Some records:
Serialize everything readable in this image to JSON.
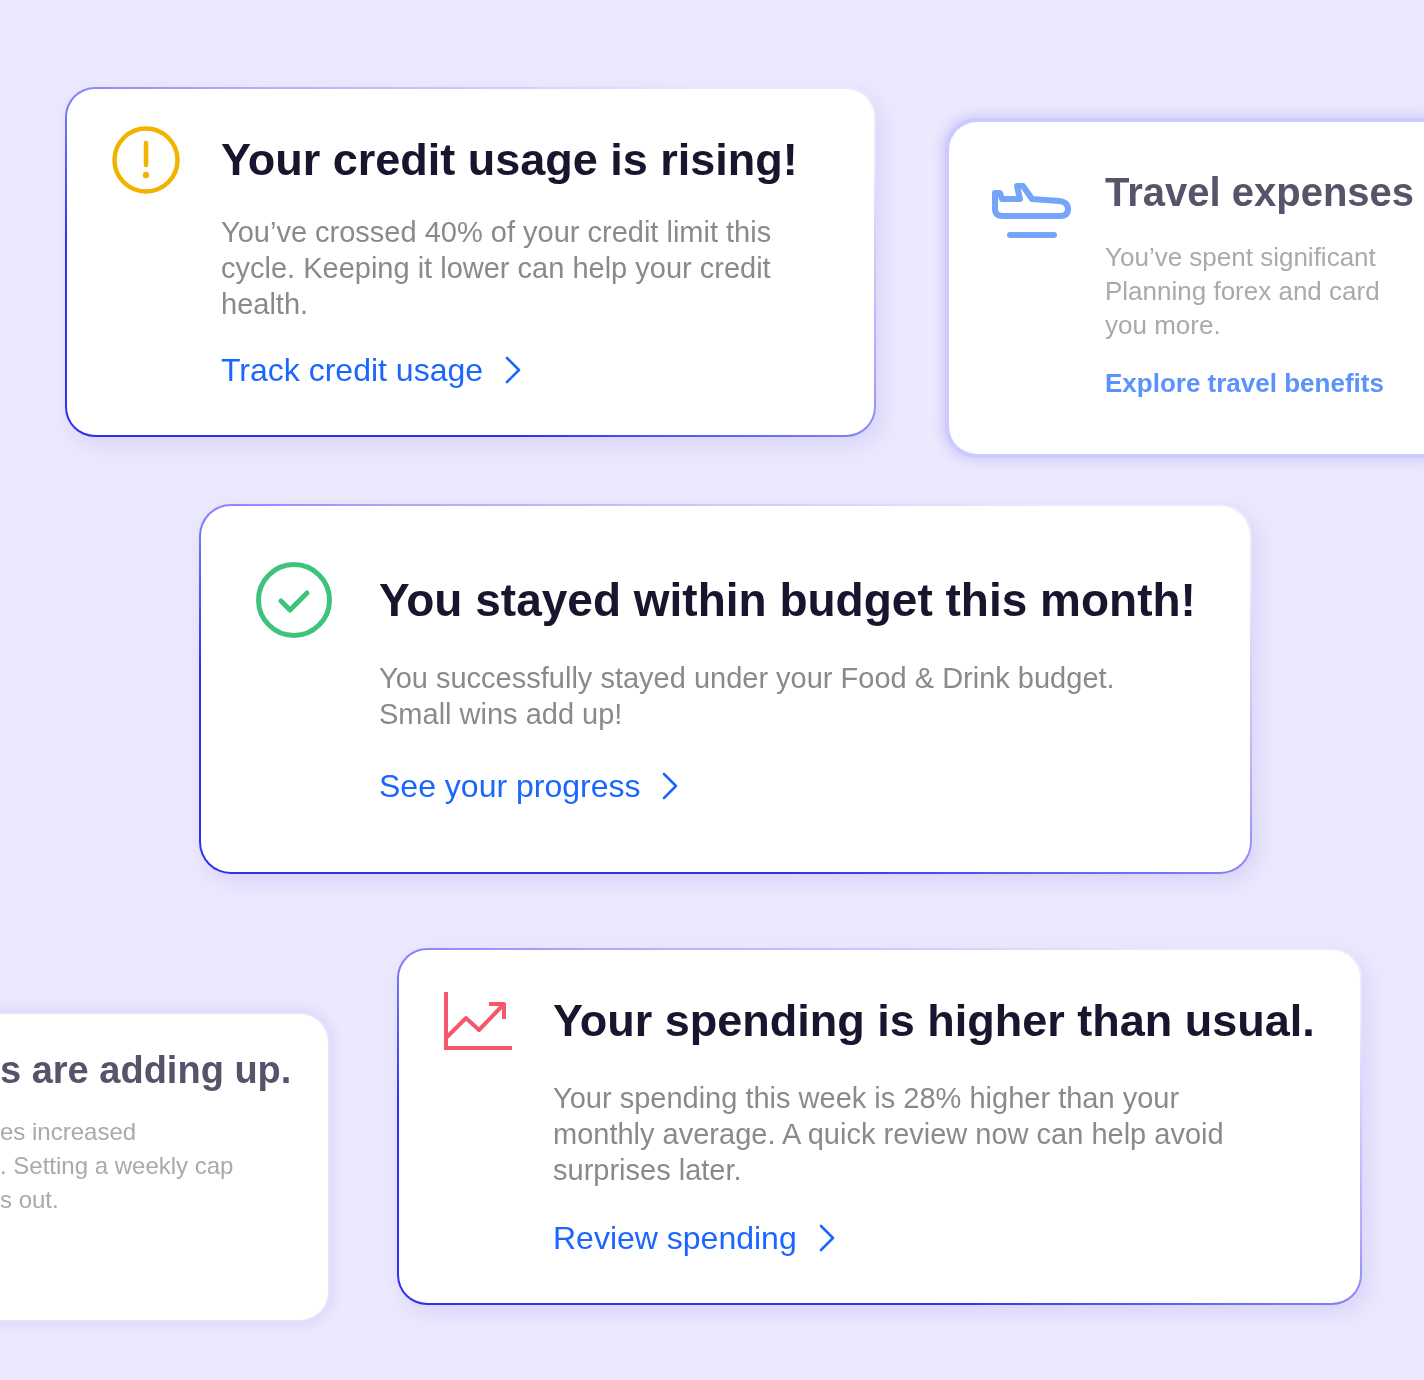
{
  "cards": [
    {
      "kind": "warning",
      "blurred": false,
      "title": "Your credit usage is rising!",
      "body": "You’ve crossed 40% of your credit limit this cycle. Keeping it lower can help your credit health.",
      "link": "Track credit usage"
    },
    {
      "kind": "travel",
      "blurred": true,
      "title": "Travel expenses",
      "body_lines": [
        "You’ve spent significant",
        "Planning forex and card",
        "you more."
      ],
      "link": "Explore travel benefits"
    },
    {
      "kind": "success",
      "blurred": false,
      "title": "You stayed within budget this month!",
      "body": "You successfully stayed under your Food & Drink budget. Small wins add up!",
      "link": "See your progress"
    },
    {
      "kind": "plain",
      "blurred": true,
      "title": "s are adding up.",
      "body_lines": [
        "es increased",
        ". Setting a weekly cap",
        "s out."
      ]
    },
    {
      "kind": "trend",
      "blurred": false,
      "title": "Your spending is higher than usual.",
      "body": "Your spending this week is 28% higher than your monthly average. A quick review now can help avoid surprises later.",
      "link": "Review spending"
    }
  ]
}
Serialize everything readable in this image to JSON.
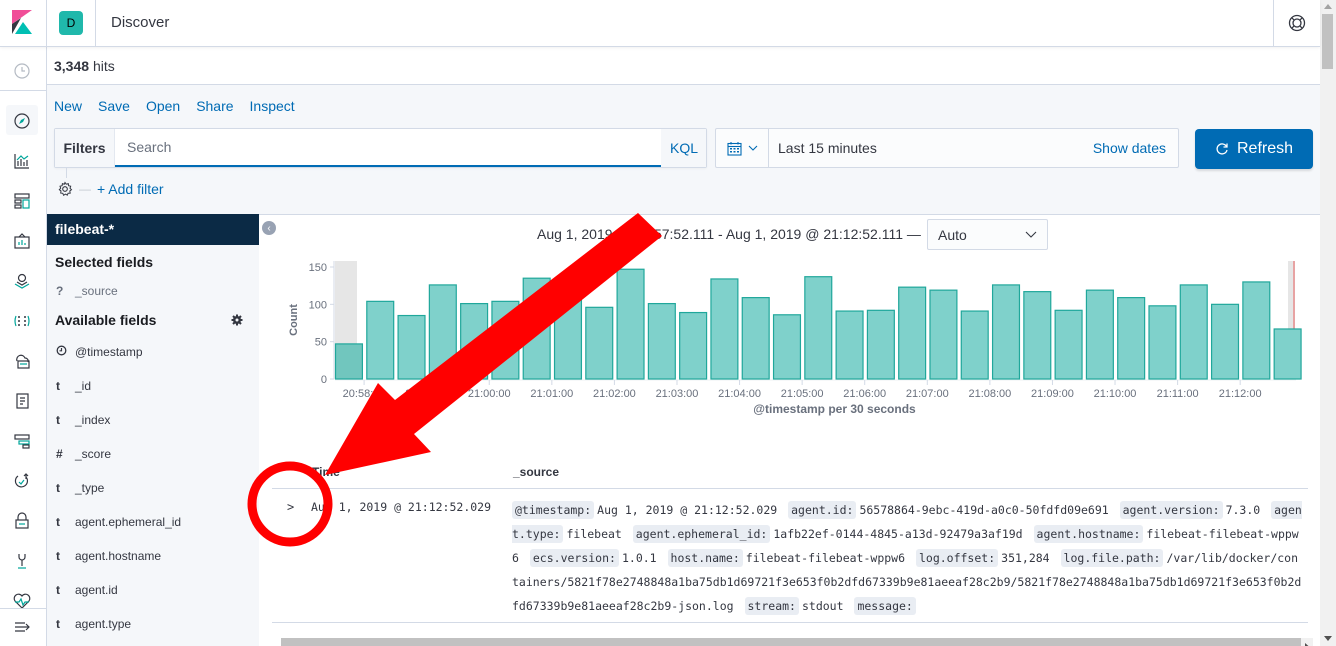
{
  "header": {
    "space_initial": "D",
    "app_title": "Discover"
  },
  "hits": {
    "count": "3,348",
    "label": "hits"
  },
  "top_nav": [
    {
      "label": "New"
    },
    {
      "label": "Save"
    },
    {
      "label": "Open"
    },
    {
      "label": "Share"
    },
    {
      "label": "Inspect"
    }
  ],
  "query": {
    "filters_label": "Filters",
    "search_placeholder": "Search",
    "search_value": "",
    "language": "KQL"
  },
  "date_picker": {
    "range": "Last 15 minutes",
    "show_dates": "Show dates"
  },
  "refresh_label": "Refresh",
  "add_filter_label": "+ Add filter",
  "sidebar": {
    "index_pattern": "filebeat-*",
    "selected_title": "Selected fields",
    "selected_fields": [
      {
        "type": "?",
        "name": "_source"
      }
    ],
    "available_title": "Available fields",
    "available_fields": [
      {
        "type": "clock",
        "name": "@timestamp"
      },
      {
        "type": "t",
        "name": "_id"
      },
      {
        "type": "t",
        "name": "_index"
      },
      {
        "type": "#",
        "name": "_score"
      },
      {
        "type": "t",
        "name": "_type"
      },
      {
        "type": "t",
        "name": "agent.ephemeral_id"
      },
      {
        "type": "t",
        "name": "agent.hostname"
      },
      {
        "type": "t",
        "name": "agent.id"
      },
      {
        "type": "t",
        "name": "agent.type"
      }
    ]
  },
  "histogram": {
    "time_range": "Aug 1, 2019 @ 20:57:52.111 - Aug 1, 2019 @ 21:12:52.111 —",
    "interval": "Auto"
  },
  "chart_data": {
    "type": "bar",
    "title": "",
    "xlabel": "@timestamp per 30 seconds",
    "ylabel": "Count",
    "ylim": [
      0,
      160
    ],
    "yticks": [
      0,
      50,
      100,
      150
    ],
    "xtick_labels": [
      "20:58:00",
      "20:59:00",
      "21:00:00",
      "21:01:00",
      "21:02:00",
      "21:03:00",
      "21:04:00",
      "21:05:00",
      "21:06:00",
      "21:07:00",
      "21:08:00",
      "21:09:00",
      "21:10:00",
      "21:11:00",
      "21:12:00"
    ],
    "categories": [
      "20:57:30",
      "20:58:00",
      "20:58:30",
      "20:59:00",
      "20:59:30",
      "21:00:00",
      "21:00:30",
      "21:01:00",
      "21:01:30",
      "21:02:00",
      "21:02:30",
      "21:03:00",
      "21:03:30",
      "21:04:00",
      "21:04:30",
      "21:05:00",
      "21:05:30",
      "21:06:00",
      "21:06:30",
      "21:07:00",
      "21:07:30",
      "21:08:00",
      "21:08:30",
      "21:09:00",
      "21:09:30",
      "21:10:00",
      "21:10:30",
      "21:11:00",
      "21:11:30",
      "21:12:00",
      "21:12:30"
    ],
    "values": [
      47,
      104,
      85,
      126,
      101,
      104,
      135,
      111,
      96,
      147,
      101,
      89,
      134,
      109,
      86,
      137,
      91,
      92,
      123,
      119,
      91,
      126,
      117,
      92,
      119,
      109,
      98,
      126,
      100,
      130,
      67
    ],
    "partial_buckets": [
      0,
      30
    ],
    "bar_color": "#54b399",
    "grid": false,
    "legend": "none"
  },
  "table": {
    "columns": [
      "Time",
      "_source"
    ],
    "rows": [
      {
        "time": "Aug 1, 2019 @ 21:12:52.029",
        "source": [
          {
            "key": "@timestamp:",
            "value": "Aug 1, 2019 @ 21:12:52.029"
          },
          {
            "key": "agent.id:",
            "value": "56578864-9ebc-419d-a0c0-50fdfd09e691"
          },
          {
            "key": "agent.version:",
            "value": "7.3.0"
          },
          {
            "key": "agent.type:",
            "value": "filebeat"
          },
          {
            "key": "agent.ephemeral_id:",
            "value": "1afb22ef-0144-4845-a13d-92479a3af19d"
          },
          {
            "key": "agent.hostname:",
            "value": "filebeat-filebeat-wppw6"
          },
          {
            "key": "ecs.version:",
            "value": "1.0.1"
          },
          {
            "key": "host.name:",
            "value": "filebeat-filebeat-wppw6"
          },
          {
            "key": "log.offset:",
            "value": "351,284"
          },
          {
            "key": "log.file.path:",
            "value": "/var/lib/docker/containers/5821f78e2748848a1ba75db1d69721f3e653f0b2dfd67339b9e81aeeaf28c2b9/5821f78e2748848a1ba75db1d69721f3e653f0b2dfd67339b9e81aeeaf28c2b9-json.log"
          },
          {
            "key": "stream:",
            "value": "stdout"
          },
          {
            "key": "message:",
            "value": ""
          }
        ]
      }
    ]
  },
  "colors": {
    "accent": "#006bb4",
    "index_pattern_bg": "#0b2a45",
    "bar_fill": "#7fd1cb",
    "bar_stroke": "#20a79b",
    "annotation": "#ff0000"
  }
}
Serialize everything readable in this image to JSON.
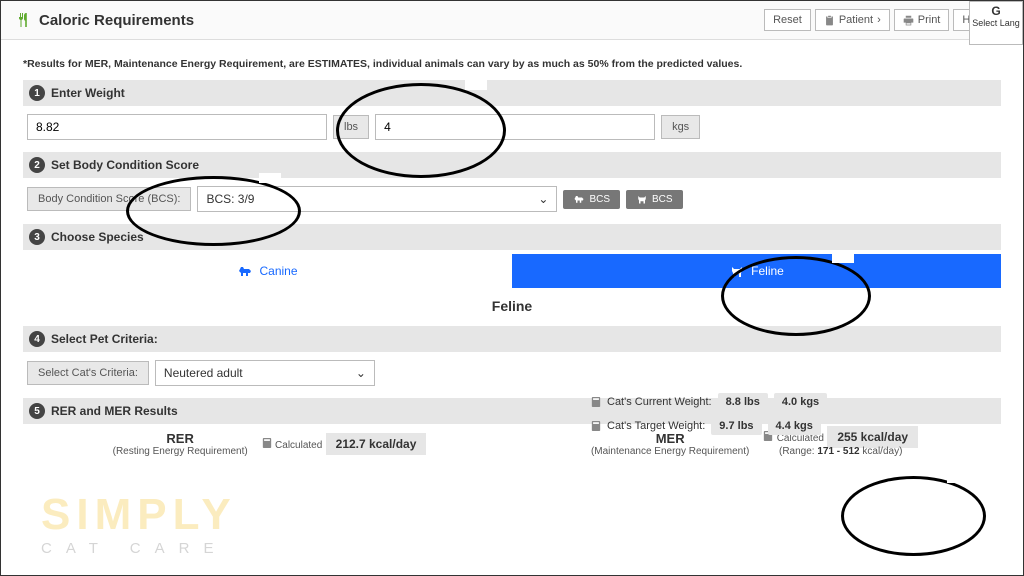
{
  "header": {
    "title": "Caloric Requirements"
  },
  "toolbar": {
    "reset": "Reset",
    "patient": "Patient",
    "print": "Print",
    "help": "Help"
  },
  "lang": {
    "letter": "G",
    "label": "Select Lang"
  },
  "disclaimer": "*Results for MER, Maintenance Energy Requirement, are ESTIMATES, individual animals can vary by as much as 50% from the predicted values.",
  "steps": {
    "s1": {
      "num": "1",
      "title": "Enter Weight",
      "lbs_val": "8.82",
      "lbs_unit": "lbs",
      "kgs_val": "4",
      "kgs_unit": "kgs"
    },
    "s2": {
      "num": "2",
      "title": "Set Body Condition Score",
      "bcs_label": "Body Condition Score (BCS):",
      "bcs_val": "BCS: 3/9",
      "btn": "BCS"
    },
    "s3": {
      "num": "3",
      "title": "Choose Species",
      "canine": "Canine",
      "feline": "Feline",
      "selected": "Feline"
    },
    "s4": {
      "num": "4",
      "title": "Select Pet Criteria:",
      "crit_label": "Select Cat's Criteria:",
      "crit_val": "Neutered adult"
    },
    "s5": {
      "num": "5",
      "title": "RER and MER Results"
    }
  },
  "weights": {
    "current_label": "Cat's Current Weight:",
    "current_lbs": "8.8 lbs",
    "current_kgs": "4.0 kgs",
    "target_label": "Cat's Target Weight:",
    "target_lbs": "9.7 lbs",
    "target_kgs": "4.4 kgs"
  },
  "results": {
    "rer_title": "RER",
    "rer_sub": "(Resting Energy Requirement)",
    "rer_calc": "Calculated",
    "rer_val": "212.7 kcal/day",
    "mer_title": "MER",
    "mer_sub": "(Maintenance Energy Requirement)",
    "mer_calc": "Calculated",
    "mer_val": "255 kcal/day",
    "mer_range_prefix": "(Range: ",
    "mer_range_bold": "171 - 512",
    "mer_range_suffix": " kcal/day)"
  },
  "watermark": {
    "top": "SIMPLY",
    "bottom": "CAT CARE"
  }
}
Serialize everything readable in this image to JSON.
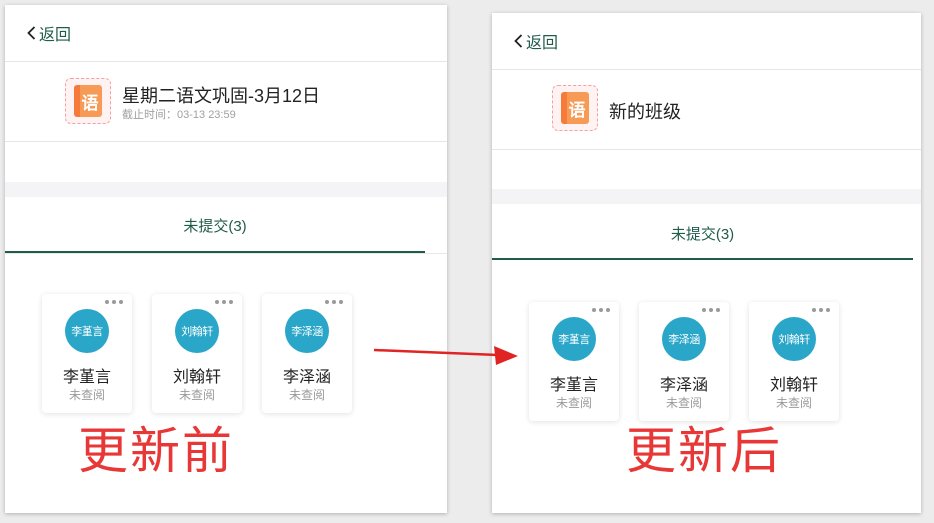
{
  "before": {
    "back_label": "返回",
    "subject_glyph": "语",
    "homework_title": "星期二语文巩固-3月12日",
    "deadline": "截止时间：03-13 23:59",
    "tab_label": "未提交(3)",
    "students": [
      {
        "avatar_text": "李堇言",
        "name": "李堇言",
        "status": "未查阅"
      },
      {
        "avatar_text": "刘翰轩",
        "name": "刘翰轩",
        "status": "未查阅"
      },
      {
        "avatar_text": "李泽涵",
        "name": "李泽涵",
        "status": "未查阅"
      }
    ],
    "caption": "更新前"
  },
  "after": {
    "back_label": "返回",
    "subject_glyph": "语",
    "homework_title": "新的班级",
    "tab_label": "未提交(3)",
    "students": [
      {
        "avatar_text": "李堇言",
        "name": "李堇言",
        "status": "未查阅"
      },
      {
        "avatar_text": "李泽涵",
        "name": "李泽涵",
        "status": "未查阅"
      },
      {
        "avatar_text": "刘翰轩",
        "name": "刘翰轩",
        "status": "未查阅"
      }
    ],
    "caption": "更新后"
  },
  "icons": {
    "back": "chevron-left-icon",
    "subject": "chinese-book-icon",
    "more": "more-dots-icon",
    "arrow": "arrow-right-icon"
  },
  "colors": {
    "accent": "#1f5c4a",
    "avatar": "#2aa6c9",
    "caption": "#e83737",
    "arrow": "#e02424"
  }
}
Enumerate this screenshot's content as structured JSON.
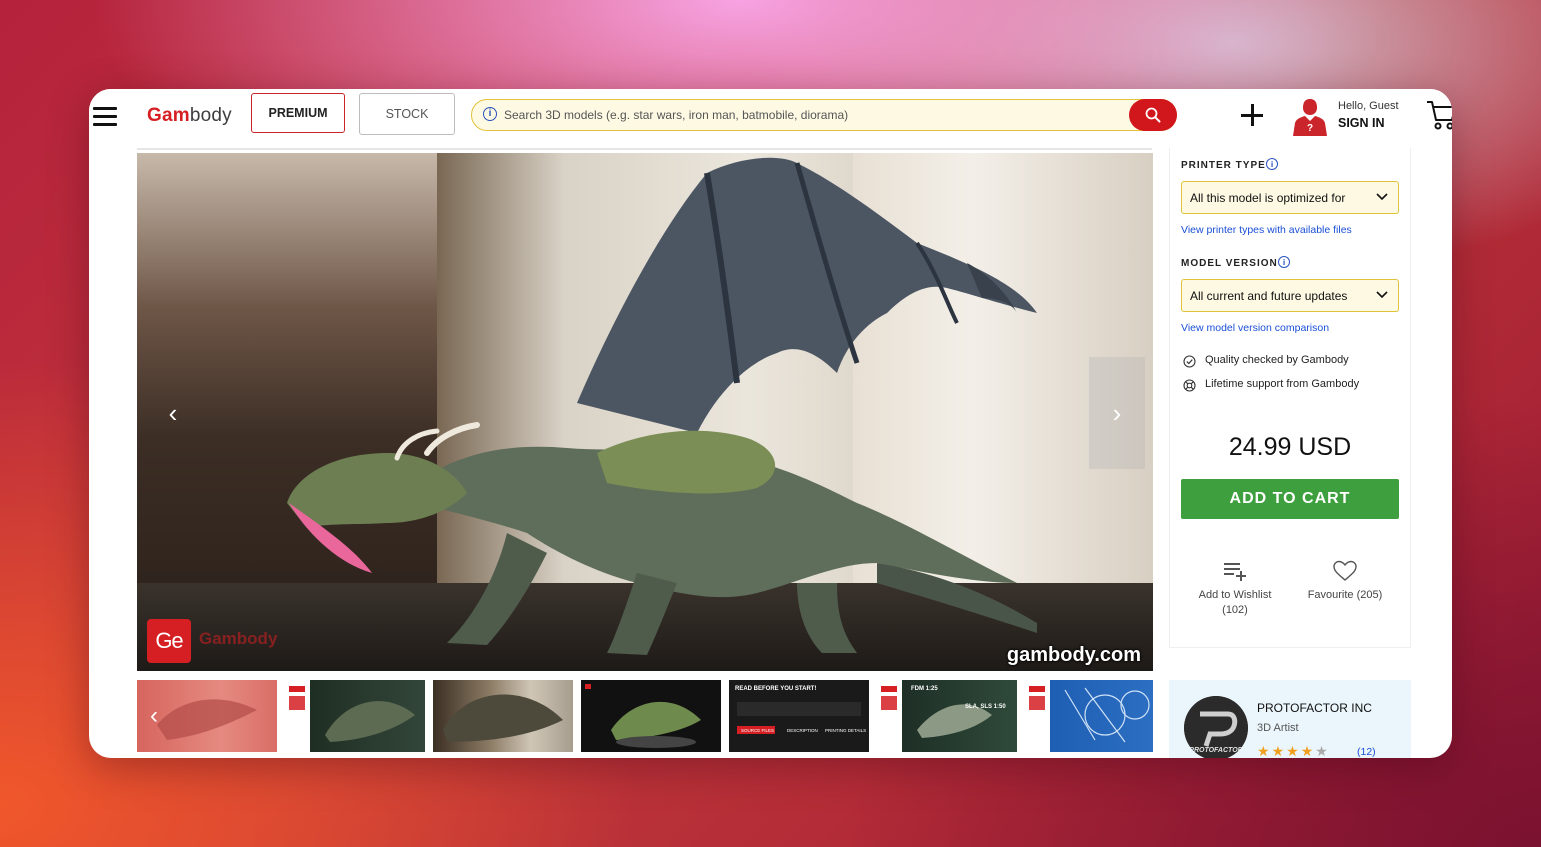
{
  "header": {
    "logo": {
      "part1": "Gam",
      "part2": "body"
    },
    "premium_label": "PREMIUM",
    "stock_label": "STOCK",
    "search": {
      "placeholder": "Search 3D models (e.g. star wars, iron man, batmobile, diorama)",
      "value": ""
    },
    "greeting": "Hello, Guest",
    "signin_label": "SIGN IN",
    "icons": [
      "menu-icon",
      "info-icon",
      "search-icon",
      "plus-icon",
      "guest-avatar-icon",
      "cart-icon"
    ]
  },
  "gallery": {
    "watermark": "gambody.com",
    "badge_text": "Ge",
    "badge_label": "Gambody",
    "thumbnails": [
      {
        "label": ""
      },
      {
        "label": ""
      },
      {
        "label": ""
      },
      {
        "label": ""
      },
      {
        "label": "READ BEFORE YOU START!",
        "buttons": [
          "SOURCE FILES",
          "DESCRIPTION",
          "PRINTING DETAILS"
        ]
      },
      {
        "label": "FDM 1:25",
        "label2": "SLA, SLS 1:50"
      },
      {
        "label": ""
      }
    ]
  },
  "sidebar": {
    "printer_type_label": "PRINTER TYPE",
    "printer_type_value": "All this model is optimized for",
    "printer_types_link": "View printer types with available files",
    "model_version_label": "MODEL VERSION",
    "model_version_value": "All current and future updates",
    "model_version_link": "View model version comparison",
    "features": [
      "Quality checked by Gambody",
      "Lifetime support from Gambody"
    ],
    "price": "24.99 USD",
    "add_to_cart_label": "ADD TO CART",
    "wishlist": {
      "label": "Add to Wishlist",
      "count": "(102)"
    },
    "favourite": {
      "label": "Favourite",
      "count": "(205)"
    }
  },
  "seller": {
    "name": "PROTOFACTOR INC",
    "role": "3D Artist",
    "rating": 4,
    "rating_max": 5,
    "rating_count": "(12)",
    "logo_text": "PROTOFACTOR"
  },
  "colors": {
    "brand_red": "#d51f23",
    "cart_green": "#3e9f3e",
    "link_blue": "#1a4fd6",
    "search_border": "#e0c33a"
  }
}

- Problem to work on
Extract every line that has the string "from" in it.

- Solution to the problem
  "disclaimer": "*Results for MER, Maintenance Energy Requirement, are ESTIMATES, individual animals can vary by as much as 50% from the predicted values.",
      "Lifetime support from Gambody"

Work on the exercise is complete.